# Supplied data start
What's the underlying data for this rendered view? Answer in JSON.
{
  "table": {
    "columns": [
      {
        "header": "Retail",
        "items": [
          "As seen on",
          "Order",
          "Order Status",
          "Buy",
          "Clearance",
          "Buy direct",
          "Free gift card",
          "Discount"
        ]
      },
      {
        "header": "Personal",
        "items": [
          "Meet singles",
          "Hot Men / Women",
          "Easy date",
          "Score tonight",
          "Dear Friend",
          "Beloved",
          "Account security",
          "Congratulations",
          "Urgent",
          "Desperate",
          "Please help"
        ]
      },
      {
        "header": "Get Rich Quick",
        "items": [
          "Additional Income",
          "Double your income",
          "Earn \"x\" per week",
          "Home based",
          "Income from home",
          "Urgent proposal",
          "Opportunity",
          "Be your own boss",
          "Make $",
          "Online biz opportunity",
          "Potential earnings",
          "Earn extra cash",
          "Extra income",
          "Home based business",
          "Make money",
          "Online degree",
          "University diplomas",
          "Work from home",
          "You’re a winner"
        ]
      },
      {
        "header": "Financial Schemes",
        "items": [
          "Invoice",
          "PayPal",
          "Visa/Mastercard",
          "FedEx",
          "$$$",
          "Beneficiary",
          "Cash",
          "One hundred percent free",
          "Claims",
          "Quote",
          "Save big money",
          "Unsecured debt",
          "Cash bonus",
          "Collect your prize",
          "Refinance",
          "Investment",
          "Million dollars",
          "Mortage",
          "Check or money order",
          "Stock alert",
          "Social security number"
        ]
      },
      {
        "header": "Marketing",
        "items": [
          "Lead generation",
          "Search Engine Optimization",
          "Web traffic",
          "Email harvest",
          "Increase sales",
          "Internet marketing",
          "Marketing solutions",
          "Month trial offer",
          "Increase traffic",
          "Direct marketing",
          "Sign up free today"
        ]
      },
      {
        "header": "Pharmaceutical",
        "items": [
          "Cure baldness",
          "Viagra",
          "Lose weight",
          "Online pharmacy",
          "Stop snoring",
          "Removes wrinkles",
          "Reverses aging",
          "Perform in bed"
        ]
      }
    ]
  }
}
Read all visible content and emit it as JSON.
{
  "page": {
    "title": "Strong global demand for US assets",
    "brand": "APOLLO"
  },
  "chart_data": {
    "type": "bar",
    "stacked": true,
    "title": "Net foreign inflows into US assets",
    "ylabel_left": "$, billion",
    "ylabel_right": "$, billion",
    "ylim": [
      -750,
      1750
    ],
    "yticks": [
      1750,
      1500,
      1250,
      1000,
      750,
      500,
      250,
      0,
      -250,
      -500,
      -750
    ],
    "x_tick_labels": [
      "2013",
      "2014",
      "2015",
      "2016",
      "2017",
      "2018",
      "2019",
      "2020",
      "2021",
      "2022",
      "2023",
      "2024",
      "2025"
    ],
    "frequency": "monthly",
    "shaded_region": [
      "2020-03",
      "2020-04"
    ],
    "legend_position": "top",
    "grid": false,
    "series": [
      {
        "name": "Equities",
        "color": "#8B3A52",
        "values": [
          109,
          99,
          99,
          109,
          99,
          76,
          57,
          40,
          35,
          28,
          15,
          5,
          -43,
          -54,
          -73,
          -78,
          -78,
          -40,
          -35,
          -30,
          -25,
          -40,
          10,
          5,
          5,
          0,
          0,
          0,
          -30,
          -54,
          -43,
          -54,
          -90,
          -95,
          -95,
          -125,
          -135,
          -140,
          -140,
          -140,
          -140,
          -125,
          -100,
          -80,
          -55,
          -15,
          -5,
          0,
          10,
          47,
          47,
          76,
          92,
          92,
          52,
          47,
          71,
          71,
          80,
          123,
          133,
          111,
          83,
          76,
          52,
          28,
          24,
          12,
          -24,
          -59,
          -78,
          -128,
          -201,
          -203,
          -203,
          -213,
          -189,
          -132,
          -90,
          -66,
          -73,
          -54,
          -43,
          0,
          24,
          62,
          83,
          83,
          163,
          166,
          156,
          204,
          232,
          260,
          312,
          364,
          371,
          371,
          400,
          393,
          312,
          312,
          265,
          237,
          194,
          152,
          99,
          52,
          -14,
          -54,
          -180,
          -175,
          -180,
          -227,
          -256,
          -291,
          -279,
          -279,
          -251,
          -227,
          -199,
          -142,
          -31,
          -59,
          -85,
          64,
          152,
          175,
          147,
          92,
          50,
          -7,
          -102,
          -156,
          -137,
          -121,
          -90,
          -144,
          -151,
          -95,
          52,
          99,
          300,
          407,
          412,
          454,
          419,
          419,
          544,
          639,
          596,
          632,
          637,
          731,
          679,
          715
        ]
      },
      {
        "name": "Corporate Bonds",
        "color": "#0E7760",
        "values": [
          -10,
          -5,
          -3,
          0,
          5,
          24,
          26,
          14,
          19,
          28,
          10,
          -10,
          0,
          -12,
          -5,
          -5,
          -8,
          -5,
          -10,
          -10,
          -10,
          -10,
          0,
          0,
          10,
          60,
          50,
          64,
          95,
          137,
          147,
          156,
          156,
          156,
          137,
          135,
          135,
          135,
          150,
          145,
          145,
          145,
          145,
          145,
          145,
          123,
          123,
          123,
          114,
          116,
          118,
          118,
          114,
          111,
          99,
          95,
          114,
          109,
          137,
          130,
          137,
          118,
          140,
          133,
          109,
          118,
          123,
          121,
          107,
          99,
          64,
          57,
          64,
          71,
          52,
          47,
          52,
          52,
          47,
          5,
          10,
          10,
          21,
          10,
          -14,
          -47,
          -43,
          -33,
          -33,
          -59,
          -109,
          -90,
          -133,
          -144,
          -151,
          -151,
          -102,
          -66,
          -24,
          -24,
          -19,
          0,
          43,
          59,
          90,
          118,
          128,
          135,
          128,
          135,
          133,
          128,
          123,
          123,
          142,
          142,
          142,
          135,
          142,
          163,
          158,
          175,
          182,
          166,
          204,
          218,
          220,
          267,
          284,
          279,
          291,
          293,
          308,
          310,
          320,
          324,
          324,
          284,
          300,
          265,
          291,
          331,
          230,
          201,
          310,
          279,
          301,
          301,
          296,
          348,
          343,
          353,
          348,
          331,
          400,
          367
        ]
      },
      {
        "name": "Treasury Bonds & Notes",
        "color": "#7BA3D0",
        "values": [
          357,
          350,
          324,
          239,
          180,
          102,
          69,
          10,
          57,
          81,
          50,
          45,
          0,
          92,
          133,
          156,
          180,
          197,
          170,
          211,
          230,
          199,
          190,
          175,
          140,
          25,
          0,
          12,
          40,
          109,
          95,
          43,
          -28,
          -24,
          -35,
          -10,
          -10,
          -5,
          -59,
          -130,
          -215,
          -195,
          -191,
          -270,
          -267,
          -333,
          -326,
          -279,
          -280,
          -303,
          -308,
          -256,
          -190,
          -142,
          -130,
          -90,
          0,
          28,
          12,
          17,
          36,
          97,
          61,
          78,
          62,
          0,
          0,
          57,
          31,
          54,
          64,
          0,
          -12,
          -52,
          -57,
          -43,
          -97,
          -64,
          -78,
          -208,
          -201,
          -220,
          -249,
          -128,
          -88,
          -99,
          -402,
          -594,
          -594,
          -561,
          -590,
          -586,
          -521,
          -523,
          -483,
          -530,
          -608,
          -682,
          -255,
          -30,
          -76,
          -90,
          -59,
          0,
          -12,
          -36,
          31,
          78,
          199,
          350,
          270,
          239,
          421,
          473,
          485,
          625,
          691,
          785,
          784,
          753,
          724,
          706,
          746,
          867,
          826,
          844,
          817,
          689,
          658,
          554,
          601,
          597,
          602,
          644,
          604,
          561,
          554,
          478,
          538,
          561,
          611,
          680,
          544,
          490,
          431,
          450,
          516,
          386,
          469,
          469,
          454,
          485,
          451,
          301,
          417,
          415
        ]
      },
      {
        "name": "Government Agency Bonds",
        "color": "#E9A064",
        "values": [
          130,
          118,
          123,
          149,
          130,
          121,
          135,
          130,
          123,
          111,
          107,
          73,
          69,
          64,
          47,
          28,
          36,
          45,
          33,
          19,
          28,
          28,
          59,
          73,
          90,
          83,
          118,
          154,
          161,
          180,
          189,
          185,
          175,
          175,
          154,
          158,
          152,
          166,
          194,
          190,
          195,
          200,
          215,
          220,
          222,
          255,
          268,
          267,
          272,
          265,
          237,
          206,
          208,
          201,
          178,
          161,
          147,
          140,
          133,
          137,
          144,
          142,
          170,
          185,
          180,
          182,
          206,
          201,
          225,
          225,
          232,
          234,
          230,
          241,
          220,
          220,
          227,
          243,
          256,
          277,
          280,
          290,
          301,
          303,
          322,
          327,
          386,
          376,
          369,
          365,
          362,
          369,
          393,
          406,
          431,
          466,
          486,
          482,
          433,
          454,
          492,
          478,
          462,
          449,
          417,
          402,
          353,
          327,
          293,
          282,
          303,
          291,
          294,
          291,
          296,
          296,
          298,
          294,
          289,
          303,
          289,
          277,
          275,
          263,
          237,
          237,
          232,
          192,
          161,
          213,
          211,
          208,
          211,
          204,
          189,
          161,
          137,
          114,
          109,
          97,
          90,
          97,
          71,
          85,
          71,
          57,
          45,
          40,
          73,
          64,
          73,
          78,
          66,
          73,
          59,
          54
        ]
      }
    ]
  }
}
# Supplied data end
# Supplied data start
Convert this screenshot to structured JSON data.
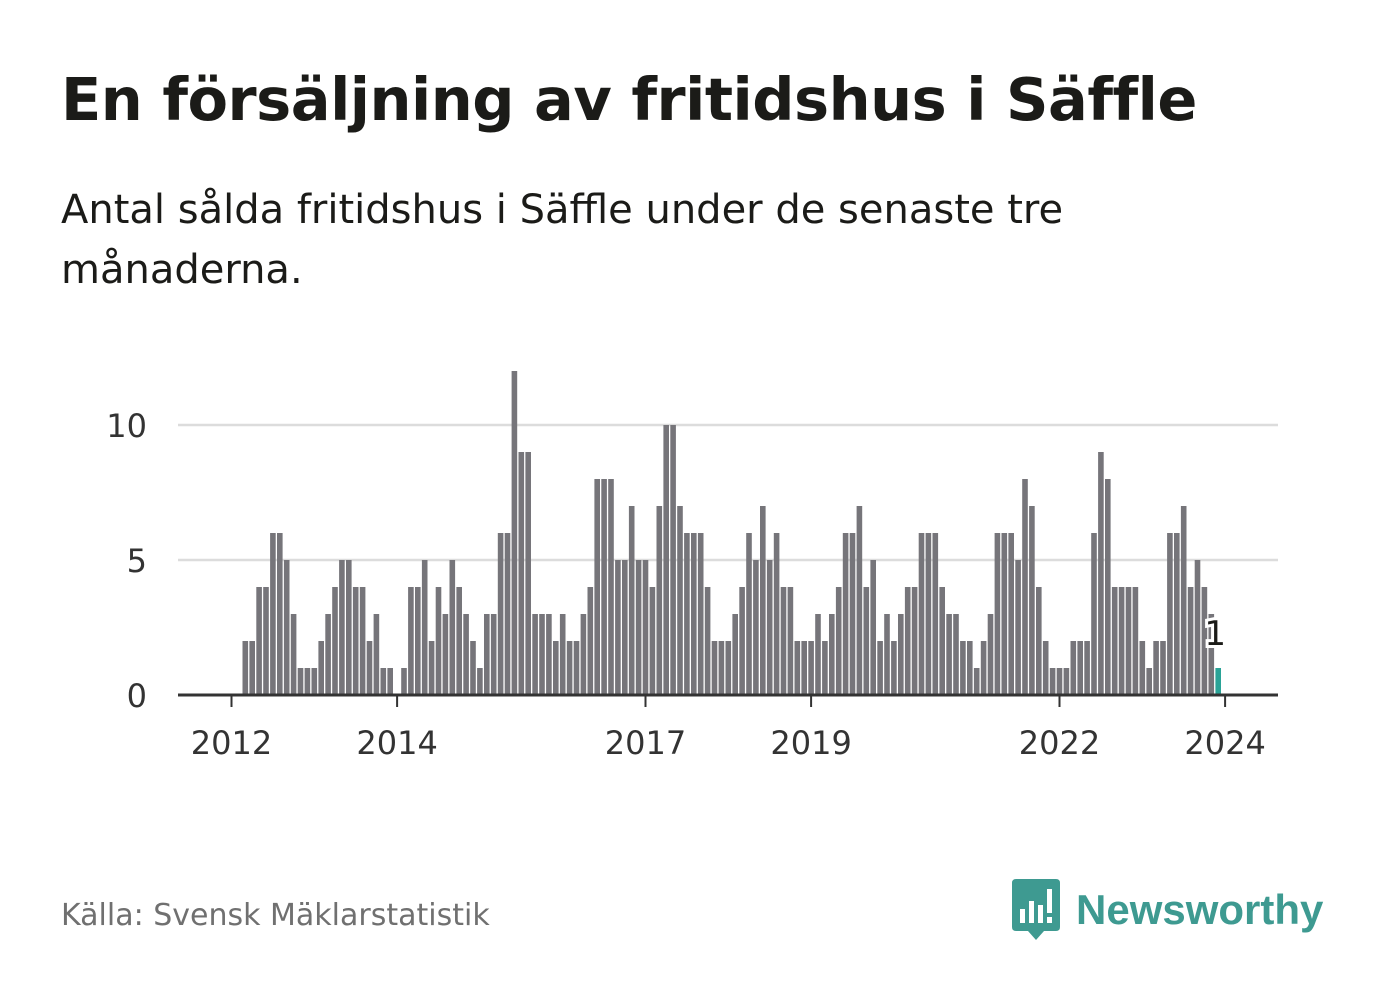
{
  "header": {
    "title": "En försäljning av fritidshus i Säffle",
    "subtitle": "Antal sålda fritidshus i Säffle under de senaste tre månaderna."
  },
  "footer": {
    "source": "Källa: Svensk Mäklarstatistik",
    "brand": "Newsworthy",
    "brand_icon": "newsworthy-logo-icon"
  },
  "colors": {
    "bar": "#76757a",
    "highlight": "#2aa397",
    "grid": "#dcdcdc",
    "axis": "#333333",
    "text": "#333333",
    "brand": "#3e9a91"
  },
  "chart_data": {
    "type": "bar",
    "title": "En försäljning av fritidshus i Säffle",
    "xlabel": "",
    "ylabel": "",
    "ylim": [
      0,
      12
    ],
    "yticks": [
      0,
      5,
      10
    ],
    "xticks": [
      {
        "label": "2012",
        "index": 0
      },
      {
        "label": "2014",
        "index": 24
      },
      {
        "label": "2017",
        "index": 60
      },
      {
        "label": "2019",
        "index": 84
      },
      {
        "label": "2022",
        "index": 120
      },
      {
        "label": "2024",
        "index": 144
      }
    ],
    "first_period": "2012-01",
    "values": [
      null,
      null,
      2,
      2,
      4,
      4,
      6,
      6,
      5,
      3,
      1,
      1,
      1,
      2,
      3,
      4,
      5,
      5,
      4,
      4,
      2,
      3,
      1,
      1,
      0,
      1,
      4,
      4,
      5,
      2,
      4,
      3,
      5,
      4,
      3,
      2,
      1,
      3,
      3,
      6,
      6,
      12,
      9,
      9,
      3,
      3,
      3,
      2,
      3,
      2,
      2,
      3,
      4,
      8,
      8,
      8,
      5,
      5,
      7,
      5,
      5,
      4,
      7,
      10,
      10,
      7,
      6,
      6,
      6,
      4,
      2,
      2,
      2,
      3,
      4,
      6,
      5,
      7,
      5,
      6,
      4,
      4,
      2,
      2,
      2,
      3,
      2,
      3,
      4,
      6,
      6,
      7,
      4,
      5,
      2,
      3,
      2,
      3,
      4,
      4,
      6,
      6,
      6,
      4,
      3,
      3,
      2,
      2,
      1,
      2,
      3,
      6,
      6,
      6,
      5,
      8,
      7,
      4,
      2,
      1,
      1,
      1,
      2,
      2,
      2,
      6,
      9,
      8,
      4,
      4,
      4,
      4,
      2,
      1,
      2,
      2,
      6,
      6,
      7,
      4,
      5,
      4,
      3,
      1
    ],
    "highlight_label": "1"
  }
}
# Supplied data end
## To be done
In the records above, find each line holding "index" and copy it.

## Written response
        "index": 0
        "index": 24
        "index": 60
        "index": 84
        "index": 120
        "index": 144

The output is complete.